Figure contents as structured data →
_____
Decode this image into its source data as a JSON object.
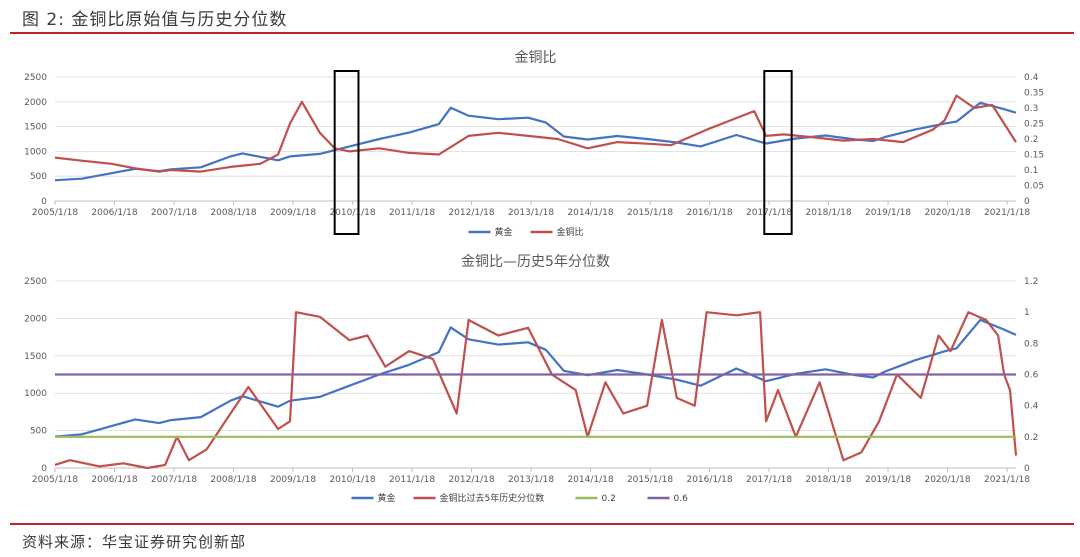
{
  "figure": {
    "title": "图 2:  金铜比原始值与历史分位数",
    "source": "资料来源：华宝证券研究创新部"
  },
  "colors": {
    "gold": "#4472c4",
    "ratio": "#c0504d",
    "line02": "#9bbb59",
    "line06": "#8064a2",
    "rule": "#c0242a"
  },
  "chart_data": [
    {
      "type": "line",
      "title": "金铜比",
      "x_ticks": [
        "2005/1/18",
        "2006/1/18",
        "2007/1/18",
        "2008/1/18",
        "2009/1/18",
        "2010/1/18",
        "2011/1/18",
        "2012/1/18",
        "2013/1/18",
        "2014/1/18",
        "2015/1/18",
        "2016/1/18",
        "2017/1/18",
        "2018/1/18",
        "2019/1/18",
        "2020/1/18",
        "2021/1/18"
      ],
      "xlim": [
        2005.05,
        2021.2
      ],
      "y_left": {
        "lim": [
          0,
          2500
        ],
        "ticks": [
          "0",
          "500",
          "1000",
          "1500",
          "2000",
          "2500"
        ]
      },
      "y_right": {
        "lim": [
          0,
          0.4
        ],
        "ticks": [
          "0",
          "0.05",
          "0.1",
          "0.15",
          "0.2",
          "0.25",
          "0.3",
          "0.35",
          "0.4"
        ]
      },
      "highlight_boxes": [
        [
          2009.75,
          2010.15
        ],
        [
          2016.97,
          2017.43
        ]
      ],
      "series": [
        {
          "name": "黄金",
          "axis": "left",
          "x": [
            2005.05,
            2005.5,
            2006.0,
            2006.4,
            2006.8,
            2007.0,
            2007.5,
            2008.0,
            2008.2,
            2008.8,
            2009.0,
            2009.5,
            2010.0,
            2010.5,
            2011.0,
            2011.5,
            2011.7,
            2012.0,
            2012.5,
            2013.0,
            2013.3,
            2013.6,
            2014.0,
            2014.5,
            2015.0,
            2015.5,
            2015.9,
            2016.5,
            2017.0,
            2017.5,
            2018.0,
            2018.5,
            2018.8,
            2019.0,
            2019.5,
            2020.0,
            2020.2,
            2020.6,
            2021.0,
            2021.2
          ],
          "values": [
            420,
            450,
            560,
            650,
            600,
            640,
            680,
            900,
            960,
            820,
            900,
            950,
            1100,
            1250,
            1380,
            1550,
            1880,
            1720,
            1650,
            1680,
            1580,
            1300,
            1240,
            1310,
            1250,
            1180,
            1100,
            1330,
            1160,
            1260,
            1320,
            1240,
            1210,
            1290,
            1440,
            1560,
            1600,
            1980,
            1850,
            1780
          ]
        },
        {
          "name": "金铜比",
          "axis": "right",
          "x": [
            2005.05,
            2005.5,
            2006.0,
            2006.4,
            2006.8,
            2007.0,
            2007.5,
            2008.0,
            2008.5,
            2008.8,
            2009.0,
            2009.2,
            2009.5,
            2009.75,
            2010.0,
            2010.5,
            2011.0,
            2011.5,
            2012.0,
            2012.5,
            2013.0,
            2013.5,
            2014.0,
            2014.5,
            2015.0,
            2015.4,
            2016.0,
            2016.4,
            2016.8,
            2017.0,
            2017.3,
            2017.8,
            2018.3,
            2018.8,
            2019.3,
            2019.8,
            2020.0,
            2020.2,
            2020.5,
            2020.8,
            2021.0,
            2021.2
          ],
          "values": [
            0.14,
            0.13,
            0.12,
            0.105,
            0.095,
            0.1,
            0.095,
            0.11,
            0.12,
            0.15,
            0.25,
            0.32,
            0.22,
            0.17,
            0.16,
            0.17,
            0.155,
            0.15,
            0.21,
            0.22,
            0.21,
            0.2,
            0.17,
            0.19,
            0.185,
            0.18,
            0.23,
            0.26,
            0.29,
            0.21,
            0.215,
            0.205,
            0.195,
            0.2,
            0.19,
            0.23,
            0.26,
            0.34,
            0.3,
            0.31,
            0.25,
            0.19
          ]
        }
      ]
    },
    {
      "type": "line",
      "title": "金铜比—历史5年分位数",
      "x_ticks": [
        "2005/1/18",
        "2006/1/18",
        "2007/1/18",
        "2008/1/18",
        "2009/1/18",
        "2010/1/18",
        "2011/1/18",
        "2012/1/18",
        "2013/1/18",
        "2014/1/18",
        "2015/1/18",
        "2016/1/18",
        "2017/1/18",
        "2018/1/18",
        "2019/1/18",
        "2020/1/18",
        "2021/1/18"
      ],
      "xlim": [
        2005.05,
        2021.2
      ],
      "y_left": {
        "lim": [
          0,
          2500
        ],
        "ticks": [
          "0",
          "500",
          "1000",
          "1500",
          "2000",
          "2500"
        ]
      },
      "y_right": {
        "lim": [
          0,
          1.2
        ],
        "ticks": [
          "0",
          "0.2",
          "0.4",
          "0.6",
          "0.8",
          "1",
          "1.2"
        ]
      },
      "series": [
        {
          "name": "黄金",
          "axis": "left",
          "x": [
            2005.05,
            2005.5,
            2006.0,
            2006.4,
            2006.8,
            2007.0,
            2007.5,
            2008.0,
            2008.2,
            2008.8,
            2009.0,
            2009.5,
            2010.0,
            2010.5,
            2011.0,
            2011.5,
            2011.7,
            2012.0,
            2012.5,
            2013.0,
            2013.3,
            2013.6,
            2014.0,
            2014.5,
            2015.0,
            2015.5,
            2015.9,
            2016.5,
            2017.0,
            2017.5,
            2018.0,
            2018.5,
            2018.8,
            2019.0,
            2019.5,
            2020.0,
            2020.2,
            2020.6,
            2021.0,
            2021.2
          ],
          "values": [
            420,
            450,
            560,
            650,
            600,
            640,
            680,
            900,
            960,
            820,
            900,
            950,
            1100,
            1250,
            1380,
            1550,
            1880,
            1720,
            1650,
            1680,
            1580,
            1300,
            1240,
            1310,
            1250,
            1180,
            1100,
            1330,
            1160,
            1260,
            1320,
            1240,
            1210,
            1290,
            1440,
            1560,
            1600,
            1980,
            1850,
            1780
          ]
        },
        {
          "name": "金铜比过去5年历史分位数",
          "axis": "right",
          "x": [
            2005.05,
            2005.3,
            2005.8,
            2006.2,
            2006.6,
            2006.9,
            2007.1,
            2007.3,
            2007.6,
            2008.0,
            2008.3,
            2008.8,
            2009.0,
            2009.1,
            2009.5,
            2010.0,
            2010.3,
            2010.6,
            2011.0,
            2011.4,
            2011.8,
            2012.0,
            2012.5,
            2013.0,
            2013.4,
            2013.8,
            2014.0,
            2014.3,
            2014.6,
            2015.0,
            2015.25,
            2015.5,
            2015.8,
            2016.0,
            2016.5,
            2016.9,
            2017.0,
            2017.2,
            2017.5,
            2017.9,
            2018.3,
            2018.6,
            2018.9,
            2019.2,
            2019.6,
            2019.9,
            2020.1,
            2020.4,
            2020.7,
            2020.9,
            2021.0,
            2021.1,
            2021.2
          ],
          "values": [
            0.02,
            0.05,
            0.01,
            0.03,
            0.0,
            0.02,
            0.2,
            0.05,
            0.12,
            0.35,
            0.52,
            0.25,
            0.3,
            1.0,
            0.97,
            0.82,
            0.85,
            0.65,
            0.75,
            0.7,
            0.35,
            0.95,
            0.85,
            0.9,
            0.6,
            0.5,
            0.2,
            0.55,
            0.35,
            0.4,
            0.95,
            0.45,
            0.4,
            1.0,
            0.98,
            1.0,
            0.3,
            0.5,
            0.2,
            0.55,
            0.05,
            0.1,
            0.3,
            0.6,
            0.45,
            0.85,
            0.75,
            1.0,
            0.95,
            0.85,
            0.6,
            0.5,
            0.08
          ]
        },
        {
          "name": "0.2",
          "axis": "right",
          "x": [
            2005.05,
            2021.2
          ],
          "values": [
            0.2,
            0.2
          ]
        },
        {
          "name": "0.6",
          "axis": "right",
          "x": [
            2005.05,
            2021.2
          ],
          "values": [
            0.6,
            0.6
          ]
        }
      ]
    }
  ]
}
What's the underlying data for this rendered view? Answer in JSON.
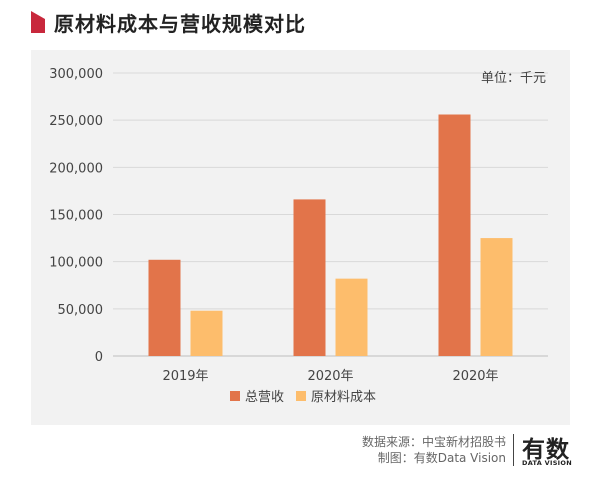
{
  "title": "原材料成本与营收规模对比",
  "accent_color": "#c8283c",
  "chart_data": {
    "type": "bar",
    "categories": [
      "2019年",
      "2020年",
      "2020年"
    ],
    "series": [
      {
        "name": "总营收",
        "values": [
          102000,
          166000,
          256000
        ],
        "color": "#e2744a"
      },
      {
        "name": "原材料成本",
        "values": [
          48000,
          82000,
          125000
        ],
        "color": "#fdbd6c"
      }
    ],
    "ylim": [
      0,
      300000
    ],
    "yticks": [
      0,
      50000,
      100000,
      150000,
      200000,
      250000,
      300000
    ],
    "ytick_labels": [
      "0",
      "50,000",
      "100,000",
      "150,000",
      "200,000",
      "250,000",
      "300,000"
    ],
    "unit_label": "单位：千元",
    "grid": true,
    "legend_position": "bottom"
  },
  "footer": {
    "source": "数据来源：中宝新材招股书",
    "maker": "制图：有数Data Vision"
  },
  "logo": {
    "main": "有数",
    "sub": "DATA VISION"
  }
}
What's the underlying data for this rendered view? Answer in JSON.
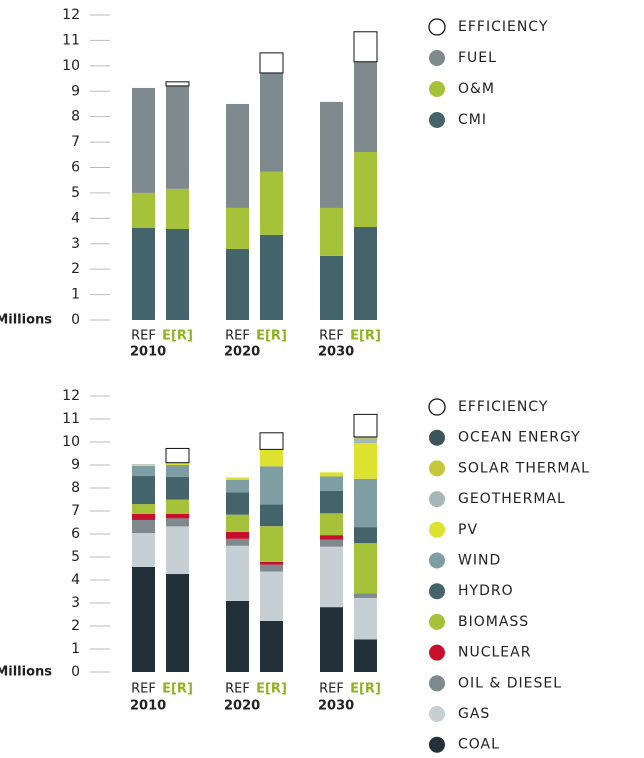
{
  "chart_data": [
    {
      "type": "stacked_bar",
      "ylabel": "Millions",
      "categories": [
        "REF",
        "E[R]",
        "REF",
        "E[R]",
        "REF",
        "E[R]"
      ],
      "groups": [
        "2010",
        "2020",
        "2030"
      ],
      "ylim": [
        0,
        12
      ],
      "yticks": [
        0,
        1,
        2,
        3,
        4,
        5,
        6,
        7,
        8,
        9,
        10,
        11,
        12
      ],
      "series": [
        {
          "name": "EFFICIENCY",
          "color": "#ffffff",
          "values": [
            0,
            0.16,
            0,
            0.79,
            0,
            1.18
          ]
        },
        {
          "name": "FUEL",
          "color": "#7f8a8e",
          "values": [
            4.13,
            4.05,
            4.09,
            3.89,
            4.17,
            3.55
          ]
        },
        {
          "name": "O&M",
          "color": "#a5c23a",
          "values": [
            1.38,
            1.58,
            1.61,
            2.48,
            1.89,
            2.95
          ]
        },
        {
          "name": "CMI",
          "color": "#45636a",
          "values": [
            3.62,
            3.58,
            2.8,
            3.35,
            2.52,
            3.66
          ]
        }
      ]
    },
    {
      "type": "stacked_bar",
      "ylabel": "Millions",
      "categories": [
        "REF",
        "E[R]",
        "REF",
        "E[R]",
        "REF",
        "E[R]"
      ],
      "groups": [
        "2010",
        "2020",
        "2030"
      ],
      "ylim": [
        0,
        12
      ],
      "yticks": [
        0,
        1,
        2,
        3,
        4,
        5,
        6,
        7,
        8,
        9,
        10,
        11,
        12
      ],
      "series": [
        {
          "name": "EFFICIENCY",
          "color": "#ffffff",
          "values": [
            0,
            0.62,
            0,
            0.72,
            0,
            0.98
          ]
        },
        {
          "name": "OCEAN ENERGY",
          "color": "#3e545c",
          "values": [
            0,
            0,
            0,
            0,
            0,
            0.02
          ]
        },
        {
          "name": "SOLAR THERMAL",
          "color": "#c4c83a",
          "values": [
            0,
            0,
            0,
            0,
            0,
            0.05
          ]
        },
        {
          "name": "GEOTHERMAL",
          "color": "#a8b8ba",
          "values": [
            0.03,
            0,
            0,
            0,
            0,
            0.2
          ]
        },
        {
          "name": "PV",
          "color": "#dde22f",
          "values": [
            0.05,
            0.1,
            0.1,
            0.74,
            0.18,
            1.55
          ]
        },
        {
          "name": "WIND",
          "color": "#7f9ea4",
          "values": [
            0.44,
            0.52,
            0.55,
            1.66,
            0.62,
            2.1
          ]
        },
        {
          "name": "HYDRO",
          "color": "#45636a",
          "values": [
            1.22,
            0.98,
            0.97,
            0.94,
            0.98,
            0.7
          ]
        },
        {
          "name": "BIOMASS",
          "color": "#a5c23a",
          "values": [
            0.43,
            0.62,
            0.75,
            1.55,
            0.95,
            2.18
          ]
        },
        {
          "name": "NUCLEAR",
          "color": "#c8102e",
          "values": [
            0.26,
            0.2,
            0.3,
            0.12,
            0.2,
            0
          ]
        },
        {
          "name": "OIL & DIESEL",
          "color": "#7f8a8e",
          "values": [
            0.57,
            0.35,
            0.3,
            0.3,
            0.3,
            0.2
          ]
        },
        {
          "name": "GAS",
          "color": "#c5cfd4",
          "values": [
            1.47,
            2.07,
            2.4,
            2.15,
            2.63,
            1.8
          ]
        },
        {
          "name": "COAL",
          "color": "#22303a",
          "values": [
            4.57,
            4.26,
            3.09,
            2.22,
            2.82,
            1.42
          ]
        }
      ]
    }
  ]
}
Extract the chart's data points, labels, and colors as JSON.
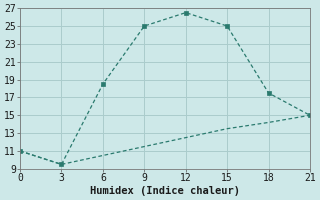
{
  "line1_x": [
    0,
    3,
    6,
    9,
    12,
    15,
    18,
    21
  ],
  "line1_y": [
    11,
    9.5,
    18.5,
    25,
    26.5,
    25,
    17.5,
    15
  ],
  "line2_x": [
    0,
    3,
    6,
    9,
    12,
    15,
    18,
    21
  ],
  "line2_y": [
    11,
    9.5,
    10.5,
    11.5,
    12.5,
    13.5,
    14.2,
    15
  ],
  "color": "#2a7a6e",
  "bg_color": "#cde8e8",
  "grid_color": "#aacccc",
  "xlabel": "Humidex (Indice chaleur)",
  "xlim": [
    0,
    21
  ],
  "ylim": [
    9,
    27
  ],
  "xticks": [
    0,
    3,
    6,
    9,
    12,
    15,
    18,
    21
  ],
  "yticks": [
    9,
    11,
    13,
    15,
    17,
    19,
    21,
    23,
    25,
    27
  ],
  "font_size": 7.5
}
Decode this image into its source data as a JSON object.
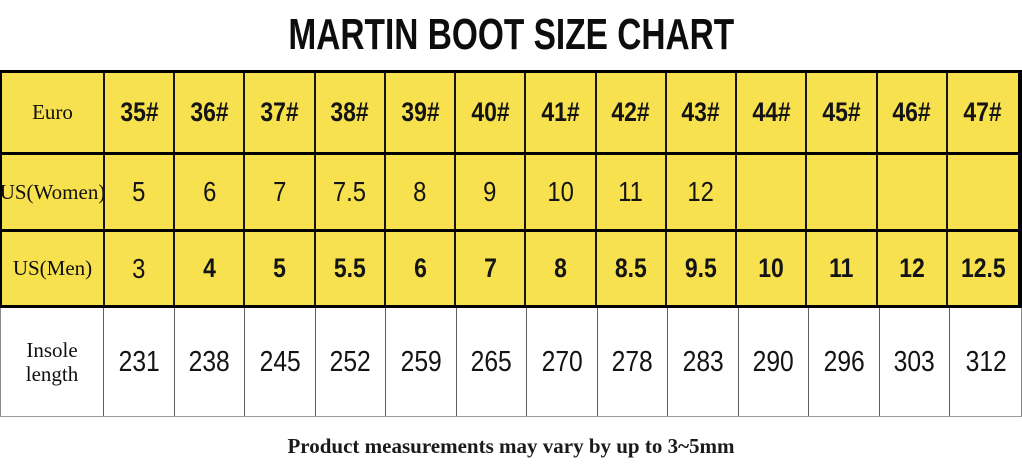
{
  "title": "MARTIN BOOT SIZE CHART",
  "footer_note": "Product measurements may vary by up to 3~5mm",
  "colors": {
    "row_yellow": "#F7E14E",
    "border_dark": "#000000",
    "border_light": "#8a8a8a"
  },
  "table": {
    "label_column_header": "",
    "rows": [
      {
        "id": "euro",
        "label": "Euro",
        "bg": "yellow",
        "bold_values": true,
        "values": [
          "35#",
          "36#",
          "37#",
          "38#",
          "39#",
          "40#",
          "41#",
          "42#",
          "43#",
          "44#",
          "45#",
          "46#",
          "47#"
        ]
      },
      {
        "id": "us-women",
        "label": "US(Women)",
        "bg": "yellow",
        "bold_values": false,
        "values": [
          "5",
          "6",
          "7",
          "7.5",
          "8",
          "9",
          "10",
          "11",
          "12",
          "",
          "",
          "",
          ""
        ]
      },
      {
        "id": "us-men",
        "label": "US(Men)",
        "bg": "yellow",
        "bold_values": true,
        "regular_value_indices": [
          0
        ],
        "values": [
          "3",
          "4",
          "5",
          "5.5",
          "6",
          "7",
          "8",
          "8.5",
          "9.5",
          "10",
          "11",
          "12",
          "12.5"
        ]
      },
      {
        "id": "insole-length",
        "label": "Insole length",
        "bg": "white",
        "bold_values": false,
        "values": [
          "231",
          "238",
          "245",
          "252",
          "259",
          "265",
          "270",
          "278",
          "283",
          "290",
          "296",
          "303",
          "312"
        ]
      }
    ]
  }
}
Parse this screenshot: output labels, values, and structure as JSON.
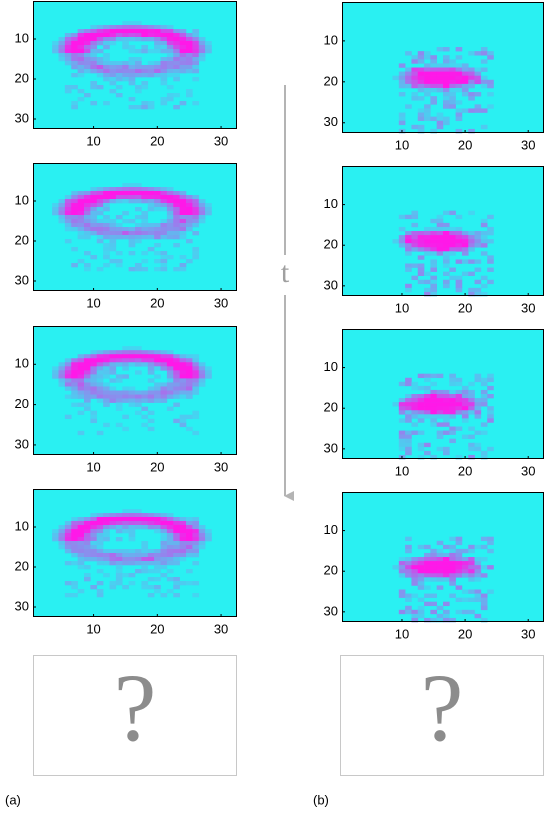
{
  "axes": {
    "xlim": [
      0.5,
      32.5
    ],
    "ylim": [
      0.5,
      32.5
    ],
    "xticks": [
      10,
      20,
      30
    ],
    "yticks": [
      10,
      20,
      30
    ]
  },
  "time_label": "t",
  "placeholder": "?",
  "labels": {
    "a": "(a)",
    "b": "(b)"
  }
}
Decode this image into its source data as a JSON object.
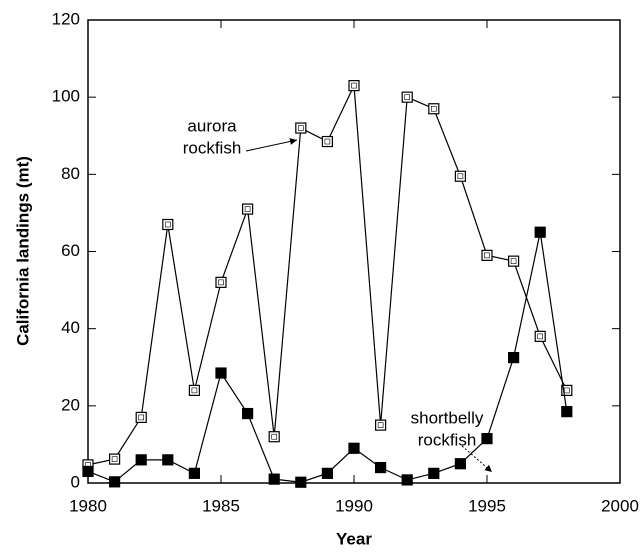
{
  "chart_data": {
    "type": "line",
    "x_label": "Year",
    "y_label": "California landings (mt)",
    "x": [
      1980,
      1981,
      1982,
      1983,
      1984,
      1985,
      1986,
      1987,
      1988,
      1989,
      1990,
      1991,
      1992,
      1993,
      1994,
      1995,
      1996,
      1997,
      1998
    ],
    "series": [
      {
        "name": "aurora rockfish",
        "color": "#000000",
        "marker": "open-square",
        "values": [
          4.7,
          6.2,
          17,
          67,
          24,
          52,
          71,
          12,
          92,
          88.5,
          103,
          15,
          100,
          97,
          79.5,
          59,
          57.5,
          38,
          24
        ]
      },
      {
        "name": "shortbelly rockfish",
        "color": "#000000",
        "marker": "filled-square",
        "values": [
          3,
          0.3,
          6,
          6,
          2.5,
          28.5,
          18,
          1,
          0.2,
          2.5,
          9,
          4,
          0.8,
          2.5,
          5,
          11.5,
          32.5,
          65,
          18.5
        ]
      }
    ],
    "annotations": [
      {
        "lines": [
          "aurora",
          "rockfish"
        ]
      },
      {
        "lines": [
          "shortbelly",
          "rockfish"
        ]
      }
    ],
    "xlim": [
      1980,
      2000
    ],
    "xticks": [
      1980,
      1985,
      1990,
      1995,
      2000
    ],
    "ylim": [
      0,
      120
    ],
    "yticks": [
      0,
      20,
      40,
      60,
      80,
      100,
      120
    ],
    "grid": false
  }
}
_____
Written task → Filter the records above and return every line that holds the word "title".

Response to the exercise →
    "title": "图 2:  金铜比原始值与历史分位数",
      "title": "金铜比",
      "title": "金铜比—历史5年分位数",
  "title": "原材料成本与营收规模对比",
  "title": "MARTIN BOOT SIZE CHART",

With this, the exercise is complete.